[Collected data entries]
>>>>>
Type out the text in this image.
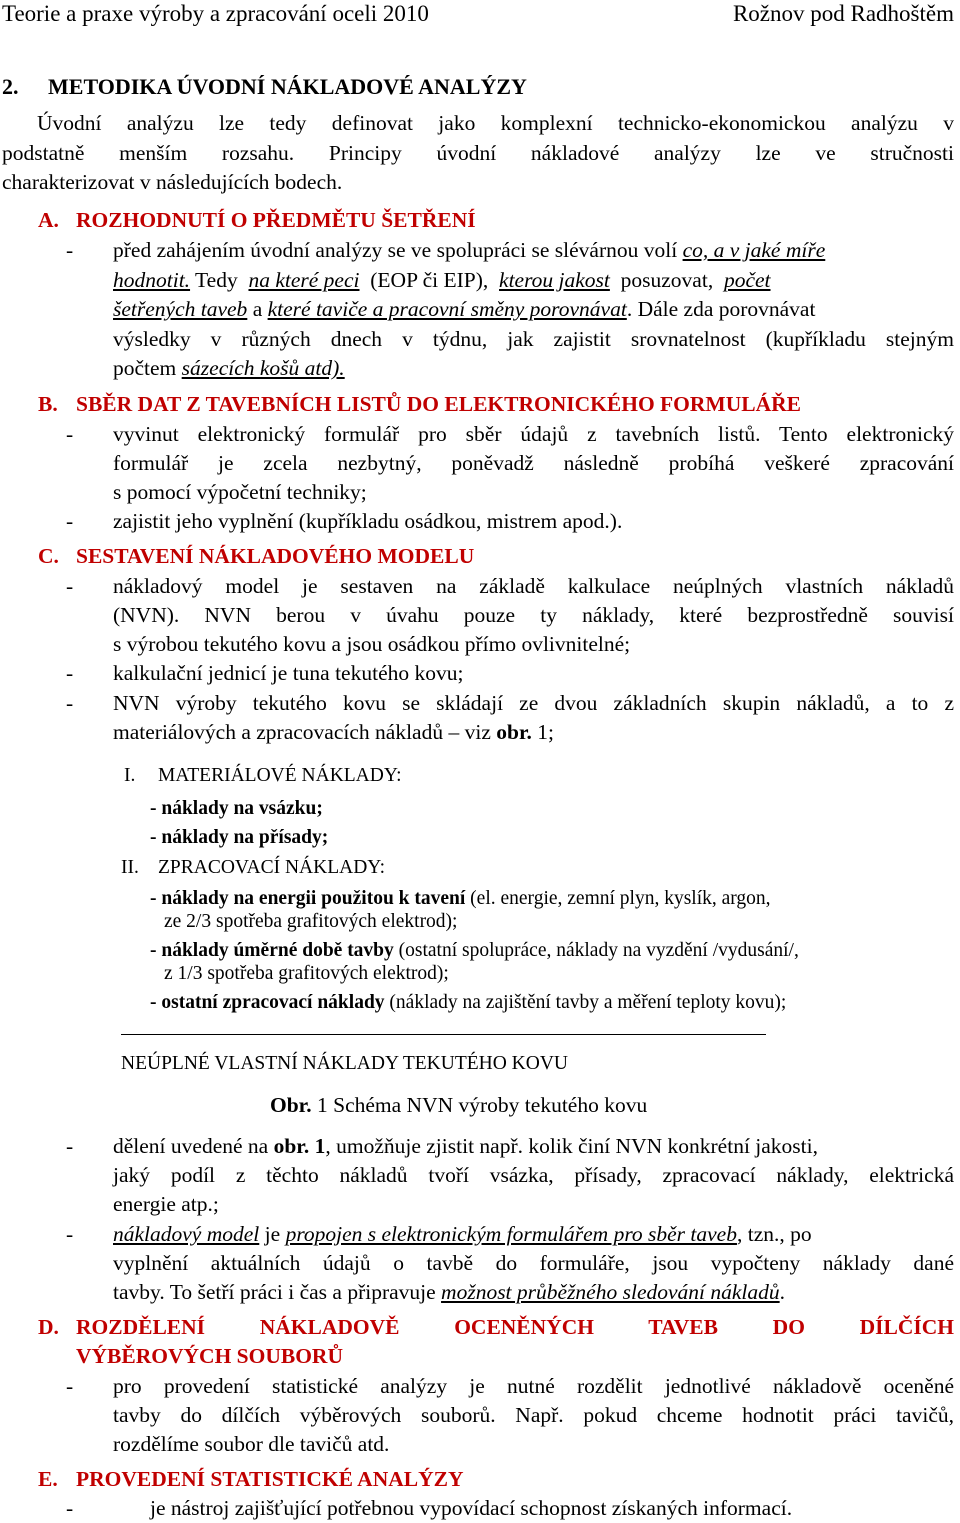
Teorie a praxe výroby a zpracování oceli 2010	Rožnov pod Radhoštěm
2. METODIKA ÚVODNÍ NÁKLADOVÉ ANALÝZY
Úvodní analýzu lze tedy definovat jako komplexní technicko-ekonomickou analýzu v
podstatně menším rozsahu. Principy úvodní nákladové analýzy lze ve stručnosti
charakterizovat v následujících bodech.
A. ROZHODNUTÍ O PŘEDMĚTU ŠETŘENÍ
- před zahájením úvodní analýzy se ve spolupráci se slévárnou volí co, a v jaké míře
hodnotit. Tedy na které peci (EOP či EIP), kterou jakost posuzovat, počet
šetřených taveb a které taviče a pracovní směny porovnávat. Dále zda porovnávat
výsledky v různých dnech v týdnu, jak zajistit srovnatelnost (kupříkladu stejným
počtem sázecích košů atd).
B. SBĚR DAT Z TAVEBNÍCH LISTŮ DO ELEKTRONICKÉHO FORMULÁŘE
- vyvinut elektronický formulář pro sběr údajů z tavebních listů. Tento elektronický
formulář je zcela nezbytný, poněvadž následně probíhá veškeré zpracování
s pomocí výpočetní techniky;
- zajistit jeho vyplnění (kupříkladu osádkou, mistrem apod.).
C. SESTAVENÍ NÁKLADOVÉHO MODELU
- nákladový model je sestaven na základě kalkulace neúplných vlastních nákladů
(NVN). NVN berou v úvahu pouze ty náklady, které bezprostředně souvisí
s výrobou tekutého kovu a jsou osádkou přímo ovlivnitelné;
- kalkulační jednicí je tuna tekutého kovu;
- NVN výroby tekutého kovu se skládají ze dvou základních skupin nákladů, a to z
materiálových a zpracovacích nákladů – viz obr. 1;
I. MATERIÁLOVÉ NÁKLADY:
- náklady na vsázku;
- náklady na přísady;
II. ZPRACOVACÍ NÁKLADY:
- náklady na energii použitou k tavení (el. energie, zemní plyn, kyslík, argon,
ze 2/3 spotřeba grafitových elektrod);
- náklady úměrné době tavby (ostatní spolupráce, náklady na vyzdění /vydusání/,
z 1/3 spotřeba grafitových elektrod);
- ostatní zpracovací náklady (náklady na zajištění tavby a měření teploty kovu);
NEÚPLNÉ VLASTNÍ NÁKLADY TEKUTÉHO KOVU
Obr. 1 Schéma NVN výroby tekutého kovu
- dělení uvedené na obr. 1, umožňuje zjistit např. kolik činí NVN konkrétní jakosti,
jaký podíl z těchto nákladů tvoří vsázka, přísady, zpracovací náklady, elektrická
energie atp.;
- nákladový model je propojen s elektronickým formulářem pro sběr taveb, tzn., po
vyplnění aktuálních údajů o tavbě do formuláře, jsou vypočteny náklady dané
tavby. To šetří práci i čas a připravuje možnost průběžného sledování nákladů.
D. ROZDĚLENÍ NÁKLADOVĚ OCENĚNÝCH TAVEB DO DÍLČÍCH
VÝBĚROVÝCH SOUBORŮ
- pro provedení statistické analýzy je nutné rozdělit jednotlivé nákladově oceněné
tavby do dílčích výběrových souborů. Např. pokud chceme hodnotit práci tavičů,
rozdělíme soubor dle tavičů atd.
E. PROVEDENÍ STATISTICKÉ ANALÝZY
-	je nástroj zajišťující potřebnou vypovídací schopnost získaných informací.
<<<<<
> [WHAT TO WORK ON]
Go through the listing above and quote it exactly, apart from its images.

> [FULL RESPONSE]
Type out the text in this image.
Teorie a praxe výroby a zpracování oceli 2010	Rožnov pod Radhoštěm
2. METODIKA ÚVODNÍ NÁKLADOVÉ ANALÝZY
Úvodní analýzu lze tedy definovat jako komplexní technicko-ekonomickou analýzu v
podstatně menším rozsahu. Principy úvodní nákladové analýzy lze ve stručnosti
charakterizovat v následujících bodech.
A. ROZHODNUTÍ O PŘEDMĚTU ŠETŘENÍ
- před zahájením úvodní analýzy se ve spolupráci se slévárnou volí co, a v jaké míře
hodnotit. Tedy na které peci (EOP či EIP), kterou jakost posuzovat, počet
šetřených taveb a které taviče a pracovní směny porovnávat. Dále zda porovnávat
výsledky v různých dnech v týdnu, jak zajistit srovnatelnost (kupříkladu stejným
počtem sázecích košů atd).
B. SBĚR DAT Z TAVEBNÍCH LISTŮ DO ELEKTRONICKÉHO FORMULÁŘE
- vyvinut elektronický formulář pro sběr údajů z tavebních listů. Tento elektronický
formulář je zcela nezbytný, poněvadž následně probíhá veškeré zpracování
s pomocí výpočetní techniky;
- zajistit jeho vyplnění (kupříkladu osádkou, mistrem apod.).
C. SESTAVENÍ NÁKLADOVÉHO MODELU
- nákladový model je sestaven na základě kalkulace neúplných vlastních nákladů
(NVN). NVN berou v úvahu pouze ty náklady, které bezprostředně souvisí
s výrobou tekutého kovu a jsou osádkou přímo ovlivnitelné;
- kalkulační jednicí je tuna tekutého kovu;
- NVN výroby tekutého kovu se skládají ze dvou základních skupin nákladů, a to z
materiálových a zpracovacích nákladů – viz obr. 1;
I. MATERIÁLOVÉ NÁKLADY:
- náklady na vsázku;
- náklady na přísady;
II. ZPRACOVACÍ NÁKLADY:
- náklady na energii použitou k tavení (el. energie, zemní plyn, kyslík, argon,
ze 2/3 spotřeba grafitových elektrod);
- náklady úměrné době tavby (ostatní spolupráce, náklady na vyzdění /vydusání/,
z 1/3 spotřeba grafitových elektrod);
- ostatní zpracovací náklady (náklady na zajištění tavby a měření teploty kovu);
NEÚPLNÉ VLASTNÍ NÁKLADY TEKUTÉHO KOVU
Obr. 1 Schéma NVN výroby tekutého kovu
- dělení uvedené na obr. 1, umožňuje zjistit např. kolik činí NVN konkrétní jakosti,
jaký podíl z těchto nákladů tvoří vsázka, přísady, zpracovací náklady, elektrická
energie atp.;
- nákladový model je propojen s elektronickým formulářem pro sběr taveb, tzn., po
vyplnění aktuálních údajů o tavbě do formuláře, jsou vypočteny náklady dané
tavby. To šetří práci i čas a připravuje možnost průběžného sledování nákladů.
D. ROZDĚLENÍ NÁKLADOVĚ OCENĚNÝCH TAVEB DO DÍLČÍCH
VÝBĚROVÝCH SOUBORŮ
- pro provedení statistické analýzy je nutné rozdělit jednotlivé nákladově oceněné
tavby do dílčích výběrových souborů. Např. pokud chceme hodnotit práci tavičů,
rozdělíme soubor dle tavičů atd.
E. PROVEDENÍ STATISTICKÉ ANALÝZY
-	je nástroj zajišťující potřebnou vypovídací schopnost získaných informací.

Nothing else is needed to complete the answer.